Exercices:
1) Répondez aux questions suivantes sur le texte consacré aux terres rares :
(a) Combien de terres rares le texte compte-t-il ?
(b) Dans quels pays ou régions se trouvent les principales concentrations de minerais de terres rares ?
(c) Quelle quantité l'Australie, deuxième producteur, a-t-elle extraite ?
2) Recopiez le passage du texte sur les terres rares qui va de « Aujourd’hui, nous parlons » jusqu'à « n’est pas exhaustive. », en renommant « terres rares » en « métaux stratégiques ».
3) Poursuivez le texte sur les terres rares à partir de sa dernière phrase.

Ces matières premières entrent dans la composition de bon nombre de biens indispensables à nos sociétés modernes, et la Chine en a le quasi-monopole : une opportunité se dessine-t-elle ?
Aujourd’hui, nous parlons terres rares – pas si rares que ça !
Ces terres – qui sont en fait des minerais – ont été découvertes fin XVIIIème siècle-début XIXème siècle. Elles sont au nombre de 17, auxquelles on ajoute le graphite, le cobalt, l’antimoine, le tungstène, le tantale, le platine, l’iridium, le ruthénium, le niobium et le scandium.
On les utilise dans les batteries, les ampoules, les aimants pour moteurs électriques, les lasers, les verres optiques, les pots d’échappement, les céramiques, les supraconducteurs, les peintures, les disques durs, l’horloge atomique, l’acier inoxydable, les catalyseurs de craquage des hydrocarbures… et cette liste n’est pas exhaustive.
Comme vous pouvez le constater, les terres rares sont principalement utilisées dans les produits de haute technologie ainsi que dans les produits des nouvelles technologies vertes.
Les principales concentrations de minerais de terres rares se trouvent en Chine (Mongolie intérieure), aux Etats-Unis et en ex-URSS.
La production d’oxydes de terres rares de la Chine s’est élevée à environ 105 000 tonnes en 2017 sur une production mondiale de 130 000 tonnes, constituant ainsi un quasi-monopole mondial. L’Australie, deuxième producteur, n’en a extrait que 20 000 tonnes.

Enregistrements extraits:
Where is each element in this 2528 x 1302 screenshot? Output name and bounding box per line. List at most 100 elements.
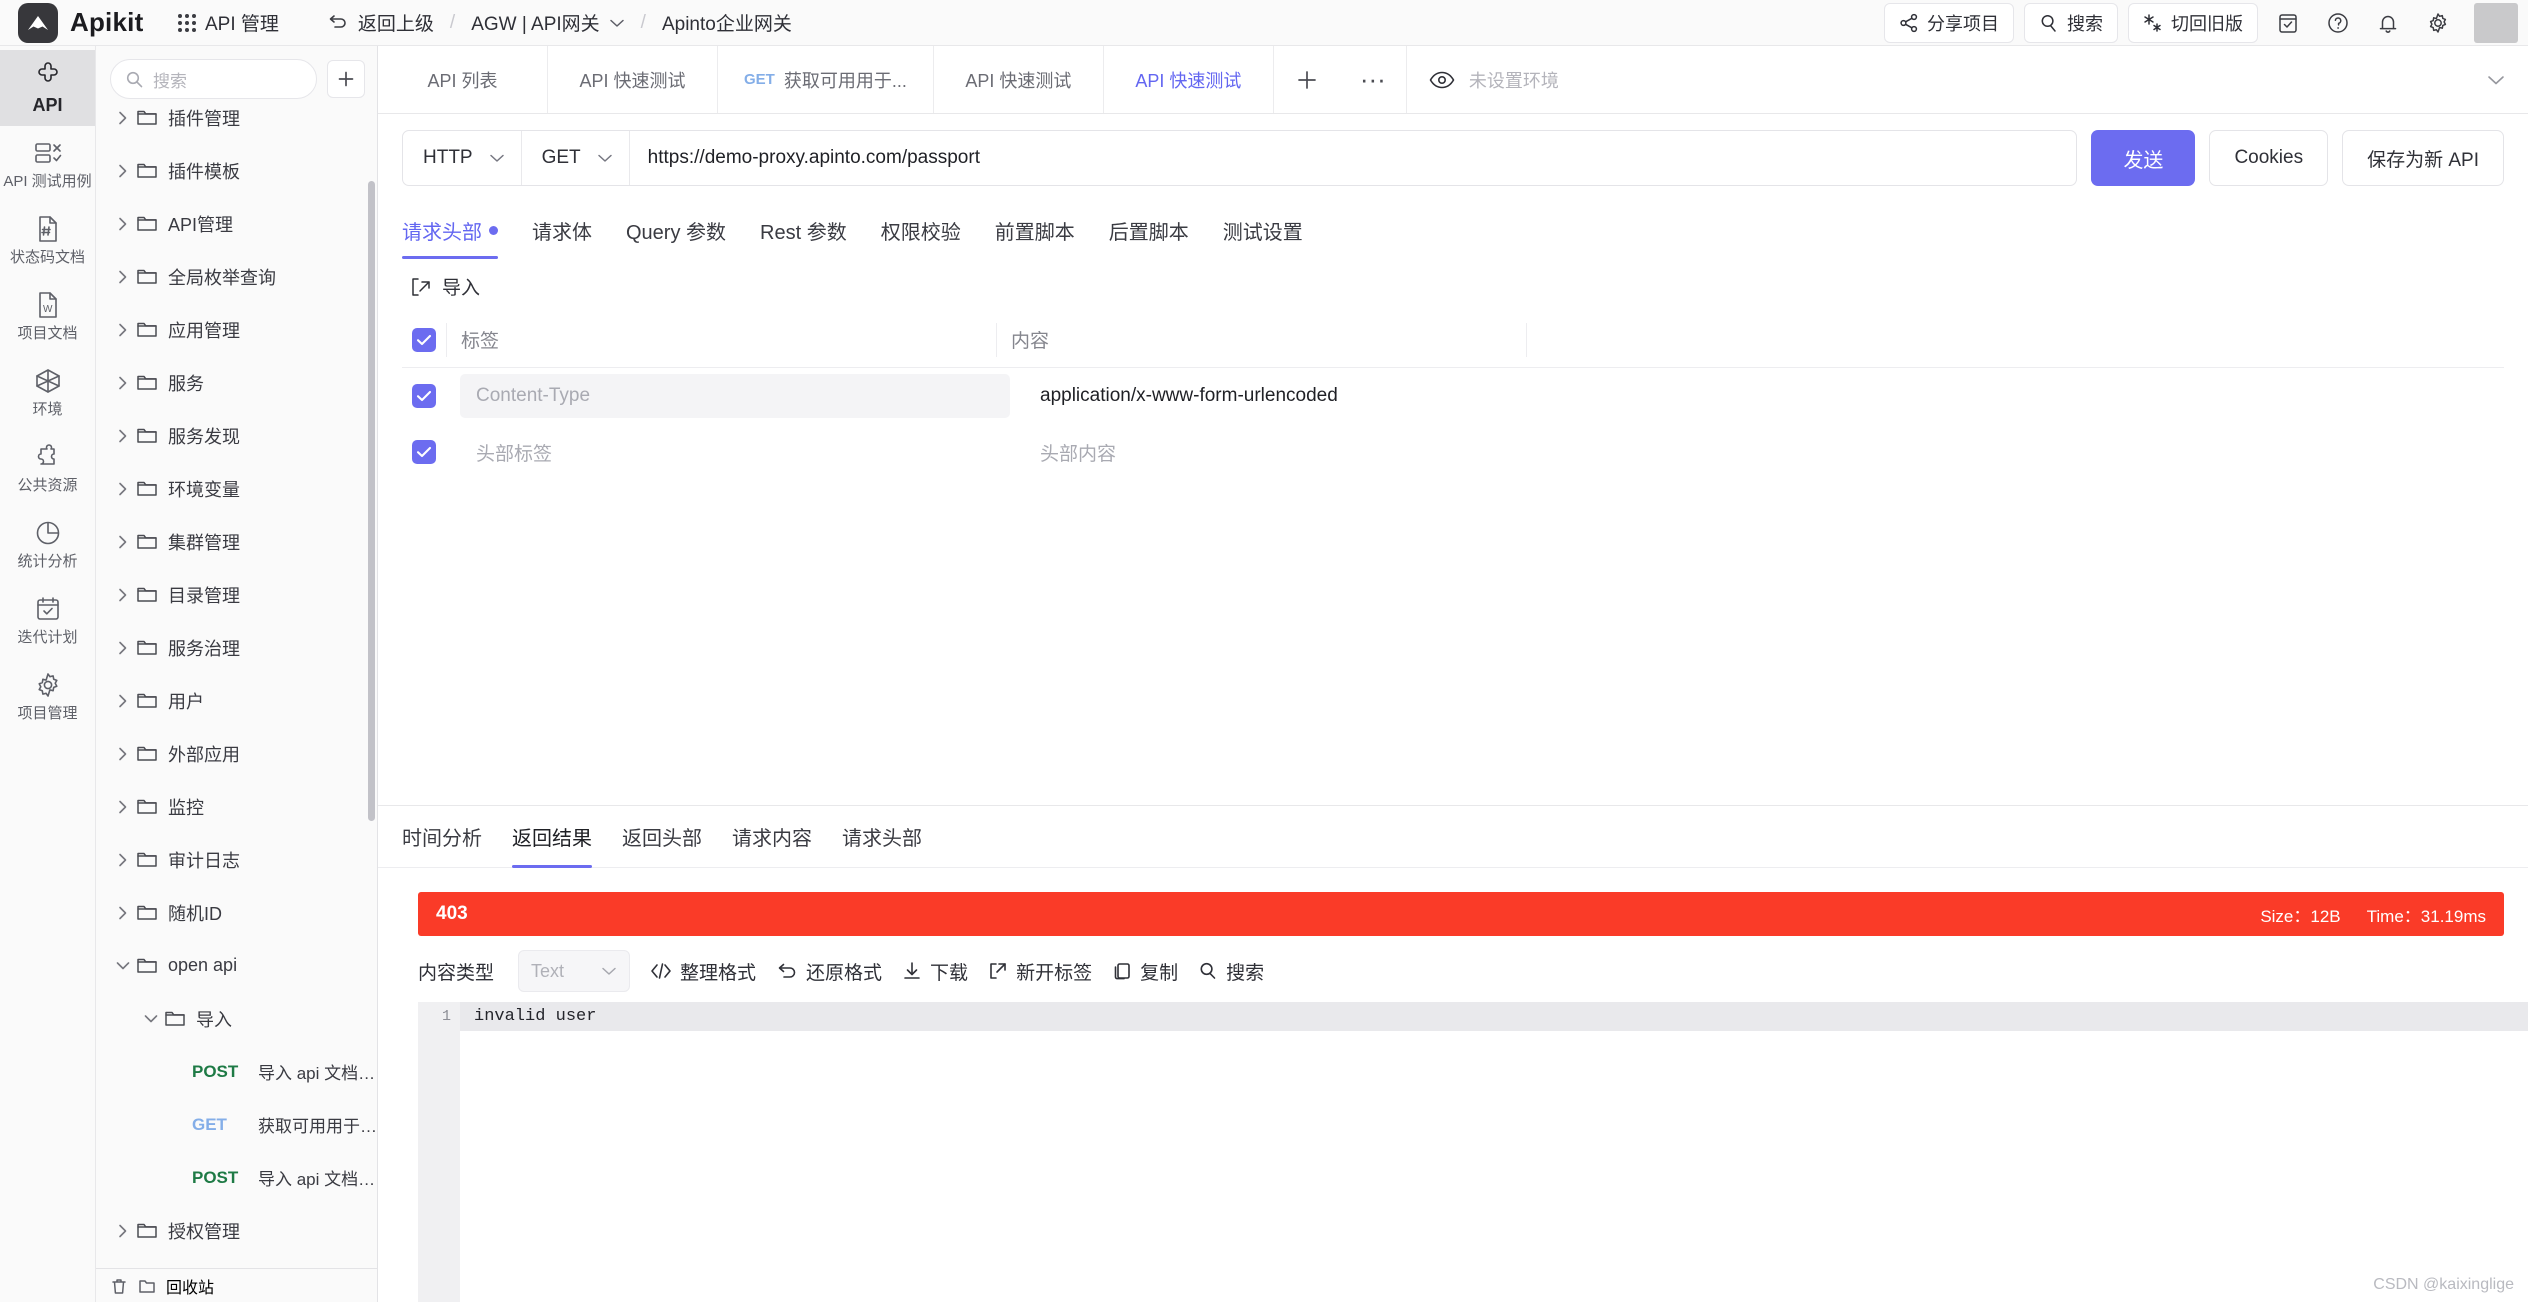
tab-add-button[interactable] xyxy=(1274,46,1340,113)
response-tab-request-body[interactable]: 请求内容 xyxy=(732,806,812,868)
tree-endpoint-20[interactable]: POST 导入 api 文档, js... xyxy=(96,1151,377,1204)
nav-module-api-management[interactable]: API 管理 xyxy=(178,9,279,36)
sidebar-item-statistics[interactable]: 统计分析 xyxy=(0,506,95,582)
tasks-button[interactable] xyxy=(2268,3,2308,43)
chevron-right-icon[interactable] xyxy=(110,428,136,444)
tree-folder-8[interactable]: 集群管理 xyxy=(96,515,377,568)
tab-quick-test-3[interactable]: API 快速测试 xyxy=(1104,46,1274,113)
cookies-button[interactable]: Cookies xyxy=(2209,130,2329,186)
request-tab-pre-script[interactable]: 前置脚本 xyxy=(995,206,1075,259)
chevron-right-icon[interactable] xyxy=(110,587,136,603)
restore-format-button[interactable]: 还原格式 xyxy=(776,958,882,985)
sidebar-item-environment[interactable]: 环境 xyxy=(0,354,95,430)
row-checkbox-cell[interactable] xyxy=(402,384,446,408)
sidebar-item-iteration-plan[interactable]: 迭代计划 xyxy=(0,582,95,658)
header-value-input[interactable]: 头部内容 xyxy=(1010,439,2504,466)
sidebar-item-status-code-doc[interactable]: 状态码文档 xyxy=(0,202,95,278)
download-button[interactable]: 下载 xyxy=(902,958,968,985)
tree-folder-3[interactable]: 全局枚举查询 xyxy=(96,250,377,303)
request-tab-test-settings[interactable]: 测试设置 xyxy=(1223,206,1303,259)
new-tab-button[interactable]: 新开标签 xyxy=(988,958,1092,985)
tree-scrollbar[interactable] xyxy=(368,181,375,821)
request-tab-query-params[interactable]: Query 参数 xyxy=(626,206,726,259)
request-tab-auth[interactable]: 权限校验 xyxy=(881,206,961,259)
tree-scroll[interactable]: 插件管理 插件模板 API管理 全局枚举查询 应用管理 服务 服务发现 环境变量 集群管理 目录管… xyxy=(96,109,377,1268)
chevron-right-icon[interactable] xyxy=(110,481,136,497)
tab-quick-test-1[interactable]: API 快速测试 xyxy=(548,46,718,113)
sidebar-item-project-doc[interactable]: W 项目文档 xyxy=(0,278,95,354)
header-key-input[interactable]: 头部标签 xyxy=(460,430,1010,474)
tree-folder-7[interactable]: 环境变量 xyxy=(96,462,377,515)
chevron-right-icon[interactable] xyxy=(110,852,136,868)
format-button[interactable]: 整理格式 xyxy=(650,958,756,985)
checkbox-checked-icon[interactable] xyxy=(412,327,436,352)
tree-folder-4[interactable]: 应用管理 xyxy=(96,303,377,356)
sidebar-item-api[interactable]: API xyxy=(0,50,95,126)
chevron-right-icon[interactable] xyxy=(110,1223,136,1239)
share-project-button[interactable]: 分享项目 xyxy=(1884,2,2014,43)
header-key-input[interactable]: Content-Type xyxy=(460,374,1010,418)
table-row[interactable]: 头部标签 头部内容 xyxy=(402,424,2504,480)
switch-old-version-button[interactable]: 切回旧版 xyxy=(2128,2,2258,43)
chevron-right-icon[interactable] xyxy=(110,640,136,656)
send-button[interactable]: 发送 xyxy=(2091,130,2196,186)
request-tab-post-script[interactable]: 后置脚本 xyxy=(1109,206,1189,259)
environment-selector[interactable]: 未设置环境 xyxy=(1407,46,2528,113)
settings-button[interactable] xyxy=(2418,3,2458,43)
chevron-right-icon[interactable] xyxy=(110,110,136,126)
header-value-input[interactable]: application/x-www-form-urlencoded xyxy=(1010,385,2504,407)
chevron-right-icon[interactable] xyxy=(110,534,136,550)
chevron-right-icon[interactable] xyxy=(110,216,136,232)
tree-folder-9[interactable]: 目录管理 xyxy=(96,568,377,621)
tree-folder-14[interactable]: 审计日志 xyxy=(96,833,377,886)
url-input[interactable]: https://demo-proxy.apinto.com/passport xyxy=(630,131,2077,185)
import-button[interactable]: 导入 xyxy=(378,259,2528,306)
breadcrumb-project[interactable]: AGW | API网关 xyxy=(471,9,624,36)
save-as-new-api-button[interactable]: 保存为新 API xyxy=(2342,130,2504,186)
tree-folder-12[interactable]: 外部应用 xyxy=(96,727,377,780)
avatar[interactable] xyxy=(2474,2,2518,43)
response-tab-timing[interactable]: 时间分析 xyxy=(402,806,482,868)
tree-folder-5[interactable]: 服务 xyxy=(96,356,377,409)
chevron-right-icon[interactable] xyxy=(110,746,136,762)
chevron-down-icon[interactable] xyxy=(138,1012,164,1026)
tab-more-button[interactable]: ··· xyxy=(1340,46,1406,113)
tree-folder-11[interactable]: 用户 xyxy=(96,674,377,727)
tree-folder-10[interactable]: 服务治理 xyxy=(96,621,377,674)
tree-folder-17[interactable]: 导入 xyxy=(96,992,377,1045)
response-tab-result[interactable]: 返回结果 xyxy=(512,806,592,868)
row-checkbox-cell[interactable] xyxy=(402,440,446,464)
help-button[interactable] xyxy=(2318,3,2358,43)
request-tab-rest-params[interactable]: Rest 参数 xyxy=(760,206,847,259)
sidebar-item-test-cases[interactable]: API 测试用例 xyxy=(0,126,95,202)
chevron-right-icon[interactable] xyxy=(110,799,136,815)
response-tab-headers[interactable]: 返回头部 xyxy=(622,806,702,868)
tree-recycle-bin[interactable]: 回收站 xyxy=(96,1268,377,1302)
content-type-select[interactable]: Text xyxy=(518,950,631,992)
chevron-right-icon[interactable] xyxy=(110,269,136,285)
chevron-right-icon[interactable] xyxy=(110,375,136,391)
checkbox-checked-icon[interactable] xyxy=(412,384,436,408)
table-row[interactable]: Content-Type application/x-www-form-urle… xyxy=(402,368,2504,424)
protocol-select[interactable]: HTTP xyxy=(403,131,522,185)
tree-add-button[interactable] xyxy=(327,60,365,98)
tree-endpoint-19[interactable]: GET 获取可用用于导... xyxy=(96,1098,377,1151)
response-body[interactable]: 1 invalid user xyxy=(418,1002,2528,1302)
tree-folder-0[interactable]: 插件管理 xyxy=(96,109,377,144)
chevron-down-icon[interactable] xyxy=(110,959,136,973)
checkbox-checked-icon[interactable] xyxy=(412,440,436,464)
tab-quick-test-2[interactable]: API 快速测试 xyxy=(934,46,1104,113)
tree-endpoint-18[interactable]: POST 导入 api 文档, f... xyxy=(96,1045,377,1098)
tree-folder-13[interactable]: 监控 xyxy=(96,780,377,833)
sidebar-item-public-resources[interactable]: 公共资源 xyxy=(0,430,95,506)
chevron-right-icon[interactable] xyxy=(110,905,136,921)
tree-folder-21[interactable]: 授权管理 xyxy=(96,1204,377,1257)
tree-folder-6[interactable]: 服务发现 xyxy=(96,409,377,462)
request-tab-headers[interactable]: 请求头部 xyxy=(402,206,498,259)
request-tab-body[interactable]: 请求体 xyxy=(532,206,592,259)
response-body-text-area[interactable]: invalid user xyxy=(460,1002,2528,1302)
chevron-right-icon[interactable] xyxy=(110,163,136,179)
tree-folder-2[interactable]: API管理 xyxy=(96,197,377,250)
method-select[interactable]: GET xyxy=(522,131,630,185)
response-tab-request-headers[interactable]: 请求头部 xyxy=(842,806,922,868)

Corrigés:
1)
(a) 17.
(b) En Chine (Mongolie intérieure), aux États-Unis et en ex-URSS.
(c) 20 000 tonnes.

2)
Aujourd’hui, nous parlons métaux stratégiques – pas si rares que ça !
Ces terres – qui sont en fait des minerais – ont été découvertes fin XVIIIème siècle-début XIXème siècle. Elles sont au nombre de 17, auxquelles on ajoute le graphite, le cobalt, l’antimoine, le tungstène, le tantale, le platine, l’iridium, le ruthénium, le niobium et le scandium.
On les utilise dans les batteries, les ampoules, les aimants pour moteurs électriques, les lasers, les verres optiques, les pots d’échappement, les céramiques, les supraconducteurs, les peintures, les disques durs, l’horloge atomique, l’acier inoxydable, les catalyseurs de craquage des hydrocarbures… et cette liste n’est pas exhaustive.

3)
En 2018, sur les 170 000 tonnes produites, 120 000 tonnes (70,6%) l’ont été par la Chine, selon l’United States Geological Survey (USGS). Les autres producteurs sont l’Australie pour 20 000 tonnes et les Etats-Unis pour 15 000 tonnes. Rappelons qu’au début des années 2010, 95% de l’offre de terres rares provenait de la Chine.
Tant pis pour l’environnement !
La Chine dispose de 37% des réserves mondiales. Les Etats-Unis et l’Australie disposent de réserves importantes de respectivement 15% et 5%. L’Australie possède, selon l’USGS, seulement 3,4 millions des 120 millions de tonnes de réserves de terres rares identifiées dans le monde.
Les Chinois dominent cette production vitale en raison de la guerre des prix imposée par la Chine pour tuer la concurrence dans l’œuf, et des inquiétudes environnementales.
Les conséquences environnementales désastreuses de l’extraction et du raffinage des terres rares ont amené les autorités à cesser cette activité, hormis en Chine où ce sujet n’a pas été jusqu’alors un frein.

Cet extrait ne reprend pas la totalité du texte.